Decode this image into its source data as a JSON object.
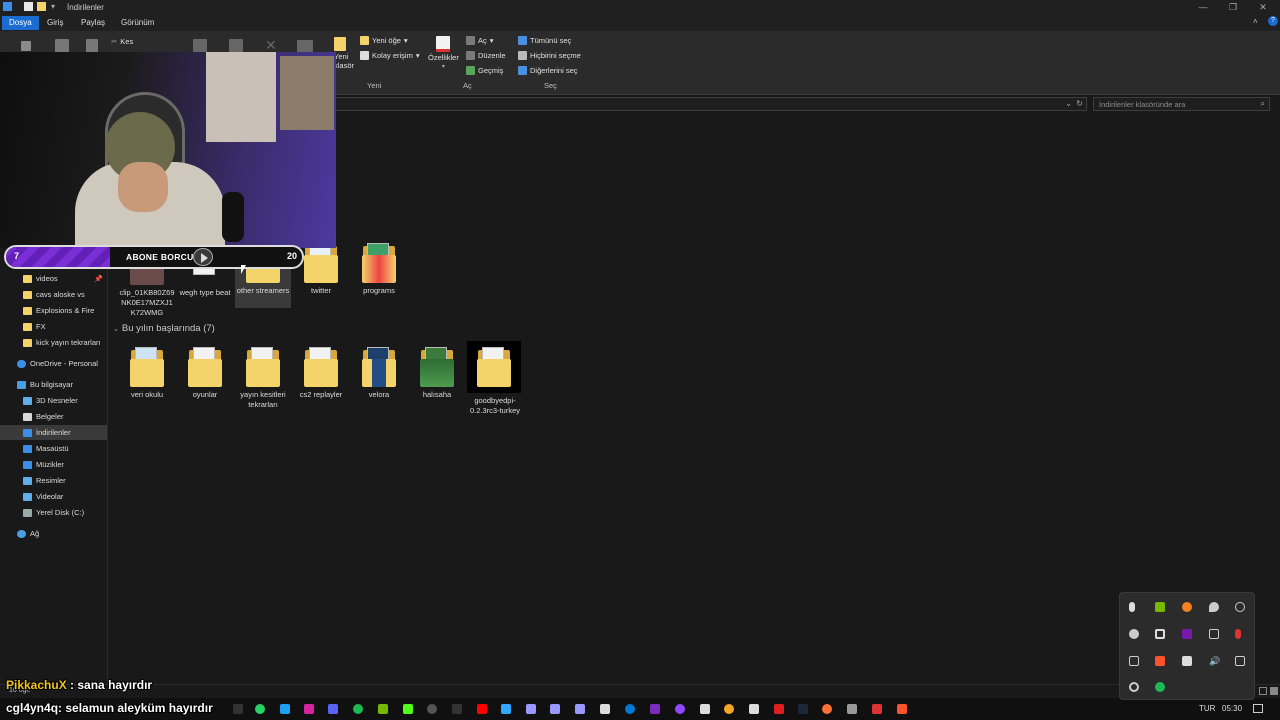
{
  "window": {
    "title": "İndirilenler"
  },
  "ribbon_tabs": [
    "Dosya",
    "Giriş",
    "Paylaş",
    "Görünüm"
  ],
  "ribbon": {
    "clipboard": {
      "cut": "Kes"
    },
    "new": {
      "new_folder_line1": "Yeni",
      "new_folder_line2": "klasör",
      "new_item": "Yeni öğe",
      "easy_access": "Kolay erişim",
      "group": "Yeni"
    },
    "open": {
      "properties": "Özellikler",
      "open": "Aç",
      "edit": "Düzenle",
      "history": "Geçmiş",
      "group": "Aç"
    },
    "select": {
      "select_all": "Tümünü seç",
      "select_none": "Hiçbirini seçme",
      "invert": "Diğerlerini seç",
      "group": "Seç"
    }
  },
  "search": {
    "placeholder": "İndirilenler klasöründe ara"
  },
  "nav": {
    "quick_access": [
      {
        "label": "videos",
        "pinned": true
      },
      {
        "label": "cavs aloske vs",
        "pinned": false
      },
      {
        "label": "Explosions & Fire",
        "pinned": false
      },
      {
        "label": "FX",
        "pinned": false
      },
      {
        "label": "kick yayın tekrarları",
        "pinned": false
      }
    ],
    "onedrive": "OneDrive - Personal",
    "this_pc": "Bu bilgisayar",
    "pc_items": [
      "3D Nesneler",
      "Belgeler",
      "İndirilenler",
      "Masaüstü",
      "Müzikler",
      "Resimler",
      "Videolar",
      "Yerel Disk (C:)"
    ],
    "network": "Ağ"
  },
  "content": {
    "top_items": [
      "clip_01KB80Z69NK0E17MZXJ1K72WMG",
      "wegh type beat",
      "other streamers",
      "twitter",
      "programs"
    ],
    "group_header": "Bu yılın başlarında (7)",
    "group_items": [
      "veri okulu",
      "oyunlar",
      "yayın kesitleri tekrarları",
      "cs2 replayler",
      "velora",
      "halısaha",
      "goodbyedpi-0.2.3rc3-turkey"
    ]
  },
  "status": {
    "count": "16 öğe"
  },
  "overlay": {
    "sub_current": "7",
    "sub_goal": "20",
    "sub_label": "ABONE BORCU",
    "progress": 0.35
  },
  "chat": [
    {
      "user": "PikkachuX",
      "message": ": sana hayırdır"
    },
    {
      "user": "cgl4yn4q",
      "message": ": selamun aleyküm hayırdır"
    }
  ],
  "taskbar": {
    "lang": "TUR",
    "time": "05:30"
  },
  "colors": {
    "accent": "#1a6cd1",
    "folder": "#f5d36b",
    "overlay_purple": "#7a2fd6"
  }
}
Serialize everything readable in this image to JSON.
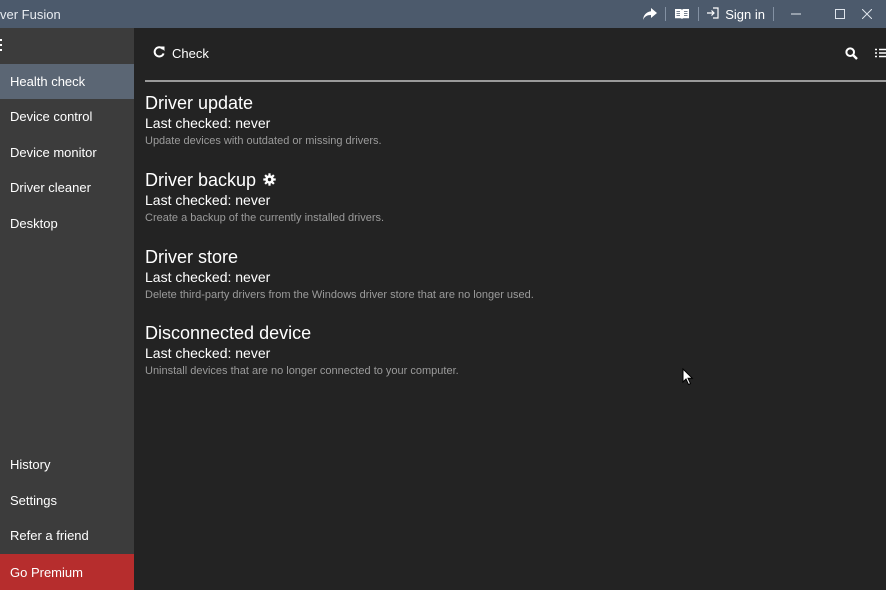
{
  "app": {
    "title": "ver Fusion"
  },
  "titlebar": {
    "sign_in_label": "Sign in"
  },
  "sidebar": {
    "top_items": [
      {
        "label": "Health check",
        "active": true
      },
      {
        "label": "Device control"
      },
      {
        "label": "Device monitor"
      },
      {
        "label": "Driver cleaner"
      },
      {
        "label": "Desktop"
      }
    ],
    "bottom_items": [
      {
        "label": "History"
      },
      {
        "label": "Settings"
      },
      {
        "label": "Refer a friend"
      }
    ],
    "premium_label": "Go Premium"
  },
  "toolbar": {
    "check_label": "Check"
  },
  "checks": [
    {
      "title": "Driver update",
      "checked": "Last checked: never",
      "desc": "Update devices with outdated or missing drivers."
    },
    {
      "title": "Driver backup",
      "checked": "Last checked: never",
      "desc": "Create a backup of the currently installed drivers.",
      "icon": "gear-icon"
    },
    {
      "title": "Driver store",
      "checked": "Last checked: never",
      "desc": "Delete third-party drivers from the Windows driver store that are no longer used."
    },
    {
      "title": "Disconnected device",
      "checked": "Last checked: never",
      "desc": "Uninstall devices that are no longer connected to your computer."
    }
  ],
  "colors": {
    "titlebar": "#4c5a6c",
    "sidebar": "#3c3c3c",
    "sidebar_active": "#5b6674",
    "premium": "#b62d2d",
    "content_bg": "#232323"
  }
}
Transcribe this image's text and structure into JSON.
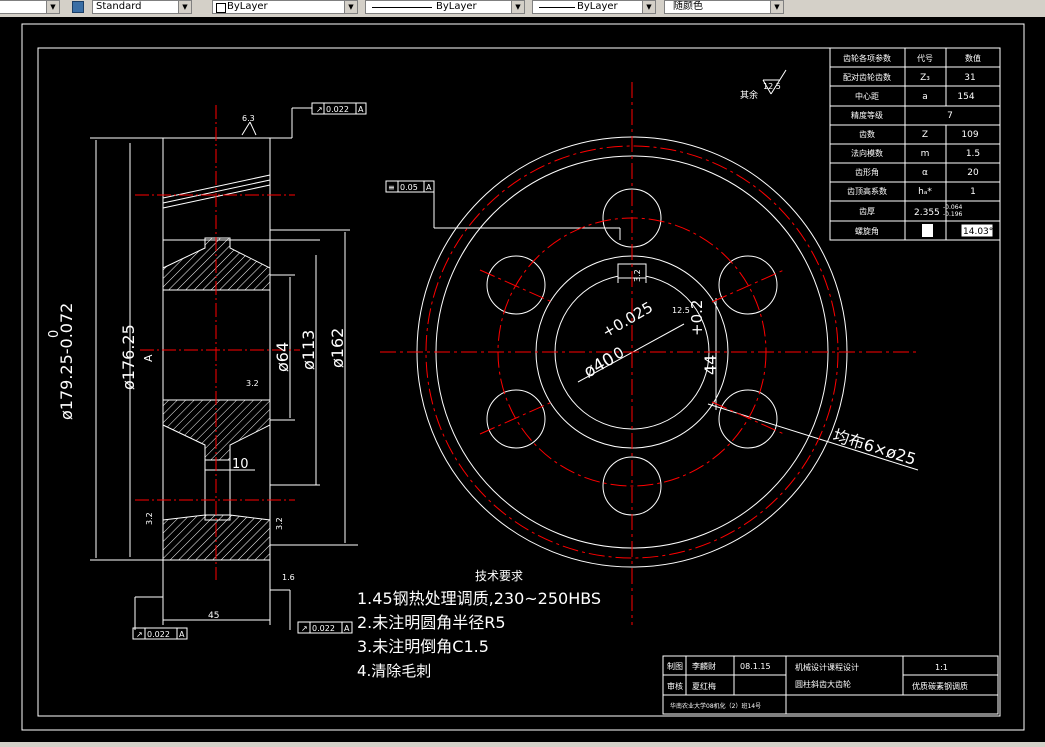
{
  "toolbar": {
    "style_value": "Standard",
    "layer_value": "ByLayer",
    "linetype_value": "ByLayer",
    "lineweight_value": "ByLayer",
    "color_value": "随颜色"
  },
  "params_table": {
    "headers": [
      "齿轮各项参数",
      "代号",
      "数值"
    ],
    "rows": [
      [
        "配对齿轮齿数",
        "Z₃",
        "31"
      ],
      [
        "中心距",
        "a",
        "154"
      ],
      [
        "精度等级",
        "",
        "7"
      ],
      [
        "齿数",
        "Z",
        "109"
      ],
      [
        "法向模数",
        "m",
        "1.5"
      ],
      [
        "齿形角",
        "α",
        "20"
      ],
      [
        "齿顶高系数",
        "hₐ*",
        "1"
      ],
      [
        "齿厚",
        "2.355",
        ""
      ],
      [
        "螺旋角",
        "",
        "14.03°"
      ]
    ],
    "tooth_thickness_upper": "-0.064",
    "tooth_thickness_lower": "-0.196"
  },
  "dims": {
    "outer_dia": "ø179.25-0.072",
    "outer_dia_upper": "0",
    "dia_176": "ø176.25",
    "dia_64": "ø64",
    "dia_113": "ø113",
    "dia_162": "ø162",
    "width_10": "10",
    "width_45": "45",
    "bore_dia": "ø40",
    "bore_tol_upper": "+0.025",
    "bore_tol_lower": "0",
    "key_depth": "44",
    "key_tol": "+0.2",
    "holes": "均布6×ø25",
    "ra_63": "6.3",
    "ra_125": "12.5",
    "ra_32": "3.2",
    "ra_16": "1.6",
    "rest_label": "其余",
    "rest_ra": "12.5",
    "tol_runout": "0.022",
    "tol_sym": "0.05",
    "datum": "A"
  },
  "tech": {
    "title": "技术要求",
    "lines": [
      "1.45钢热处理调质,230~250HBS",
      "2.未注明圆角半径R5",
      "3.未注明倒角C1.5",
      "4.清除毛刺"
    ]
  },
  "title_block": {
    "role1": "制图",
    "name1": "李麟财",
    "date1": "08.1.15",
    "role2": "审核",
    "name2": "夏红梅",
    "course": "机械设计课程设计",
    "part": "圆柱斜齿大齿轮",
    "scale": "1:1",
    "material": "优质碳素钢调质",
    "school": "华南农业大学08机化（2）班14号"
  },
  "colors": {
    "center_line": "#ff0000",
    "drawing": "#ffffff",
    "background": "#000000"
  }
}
※
# Set exercise:
Copy the records exactly. Skip the pictures.

# Answer to this problem:
Decode this image into its source data as a JSON object.
{
  "window": {
    "title": "İndirilenler"
  },
  "ribbon_tabs": [
    "Dosya",
    "Giriş",
    "Paylaş",
    "Görünüm"
  ],
  "ribbon": {
    "clipboard": {
      "cut": "Kes"
    },
    "new": {
      "new_folder_line1": "Yeni",
      "new_folder_line2": "klasör",
      "new_item": "Yeni öğe",
      "easy_access": "Kolay erişim",
      "group": "Yeni"
    },
    "open": {
      "properties": "Özellikler",
      "open": "Aç",
      "edit": "Düzenle",
      "history": "Geçmiş",
      "group": "Aç"
    },
    "select": {
      "select_all": "Tümünü seç",
      "select_none": "Hiçbirini seçme",
      "invert": "Diğerlerini seç",
      "group": "Seç"
    }
  },
  "search": {
    "placeholder": "İndirilenler klasöründe ara"
  },
  "nav": {
    "quick_access": [
      {
        "label": "videos",
        "pinned": true
      },
      {
        "label": "cavs aloske vs",
        "pinned": false
      },
      {
        "label": "Explosions & Fire",
        "pinned": false
      },
      {
        "label": "FX",
        "pinned": false
      },
      {
        "label": "kick yayın tekrarları",
        "pinned": false
      }
    ],
    "onedrive": "OneDrive - Personal",
    "this_pc": "Bu bilgisayar",
    "pc_items": [
      "3D Nesneler",
      "Belgeler",
      "İndirilenler",
      "Masaüstü",
      "Müzikler",
      "Resimler",
      "Videolar",
      "Yerel Disk (C:)"
    ],
    "network": "Ağ"
  },
  "content": {
    "top_items": [
      "clip_01KB80Z69NK0E17MZXJ1K72WMG",
      "wegh type beat",
      "other streamers",
      "twitter",
      "programs"
    ],
    "group_header": "Bu yılın başlarında (7)",
    "group_items": [
      "veri okulu",
      "oyunlar",
      "yayın kesitleri tekrarları",
      "cs2 replayler",
      "velora",
      "halısaha",
      "goodbyedpi-0.2.3rc3-turkey"
    ]
  },
  "status": {
    "count": "16 öğe"
  },
  "overlay": {
    "sub_current": "7",
    "sub_goal": "20",
    "sub_label": "ABONE BORCU",
    "progress": 0.35
  },
  "chat": [
    {
      "user": "PikkachuX",
      "message": ": sana hayırdır"
    },
    {
      "user": "cgl4yn4q",
      "message": ": selamun aleyküm hayırdır"
    }
  ],
  "taskbar": {
    "lang": "TUR",
    "time": "05:30"
  },
  "colors": {
    "accent": "#1a6cd1",
    "folder": "#f5d36b",
    "overlay_purple": "#7a2fd6"
  }
}
Serialize everything readable in this image to JSON.
{
  "app": {
    "title": "ver Fusion"
  },
  "titlebar": {
    "sign_in_label": "Sign in"
  },
  "sidebar": {
    "top_items": [
      {
        "label": "Health check",
        "active": true
      },
      {
        "label": "Device control"
      },
      {
        "label": "Device monitor"
      },
      {
        "label": "Driver cleaner"
      },
      {
        "label": "Desktop"
      }
    ],
    "bottom_items": [
      {
        "label": "History"
      },
      {
        "label": "Settings"
      },
      {
        "label": "Refer a friend"
      }
    ],
    "premium_label": "Go Premium"
  },
  "toolbar": {
    "check_label": "Check"
  },
  "checks": [
    {
      "title": "Driver update",
      "checked": "Last checked: never",
      "desc": "Update devices with outdated or missing drivers."
    },
    {
      "title": "Driver backup",
      "checked": "Last checked: never",
      "desc": "Create a backup of the currently installed drivers.",
      "icon": "gear-icon"
    },
    {
      "title": "Driver store",
      "checked": "Last checked: never",
      "desc": "Delete third-party drivers from the Windows driver store that are no longer used."
    },
    {
      "title": "Disconnected device",
      "checked": "Last checked: never",
      "desc": "Uninstall devices that are no longer connected to your computer."
    }
  ],
  "colors": {
    "titlebar": "#4c5a6c",
    "sidebar": "#3c3c3c",
    "sidebar_active": "#5b6674",
    "premium": "#b62d2d",
    "content_bg": "#232323"
  }
}
Transcribe this image's text and structure into JSON.
{
  "toolbar": {
    "style_value": "Standard",
    "layer_value": "ByLayer",
    "linetype_value": "ByLayer",
    "lineweight_value": "ByLayer",
    "color_value": "随颜色"
  },
  "params_table": {
    "headers": [
      "齿轮各项参数",
      "代号",
      "数值"
    ],
    "rows": [
      [
        "配对齿轮齿数",
        "Z₃",
        "31"
      ],
      [
        "中心距",
        "a",
        "154"
      ],
      [
        "精度等级",
        "",
        "7"
      ],
      [
        "齿数",
        "Z",
        "109"
      ],
      [
        "法向模数",
        "m",
        "1.5"
      ],
      [
        "齿形角",
        "α",
        "20"
      ],
      [
        "齿顶高系数",
        "hₐ*",
        "1"
      ],
      [
        "齿厚",
        "2.355",
        ""
      ],
      [
        "螺旋角",
        "",
        "14.03°"
      ]
    ],
    "tooth_thickness_upper": "-0.064",
    "tooth_thickness_lower": "-0.196"
  },
  "dims": {
    "outer_dia": "ø179.25-0.072",
    "outer_dia_upper": "0",
    "dia_176": "ø176.25",
    "dia_64": "ø64",
    "dia_113": "ø113",
    "dia_162": "ø162",
    "width_10": "10",
    "width_45": "45",
    "bore_dia": "ø40",
    "bore_tol_upper": "+0.025",
    "bore_tol_lower": "0",
    "key_depth": "44",
    "key_tol": "+0.2",
    "holes": "均布6×ø25",
    "ra_63": "6.3",
    "ra_125": "12.5",
    "ra_32": "3.2",
    "ra_16": "1.6",
    "rest_label": "其余",
    "rest_ra": "12.5",
    "tol_runout": "0.022",
    "tol_sym": "0.05",
    "datum": "A"
  },
  "tech": {
    "title": "技术要求",
    "lines": [
      "1.45钢热处理调质,230~250HBS",
      "2.未注明圆角半径R5",
      "3.未注明倒角C1.5",
      "4.清除毛刺"
    ]
  },
  "title_block": {
    "role1": "制图",
    "name1": "李麟财",
    "date1": "08.1.15",
    "role2": "审核",
    "name2": "夏红梅",
    "course": "机械设计课程设计",
    "part": "圆柱斜齿大齿轮",
    "scale": "1:1",
    "material": "优质碳素钢调质",
    "school": "华南农业大学08机化（2）班14号"
  },
  "colors": {
    "center_line": "#ff0000",
    "drawing": "#ffffff",
    "background": "#000000"
  }
}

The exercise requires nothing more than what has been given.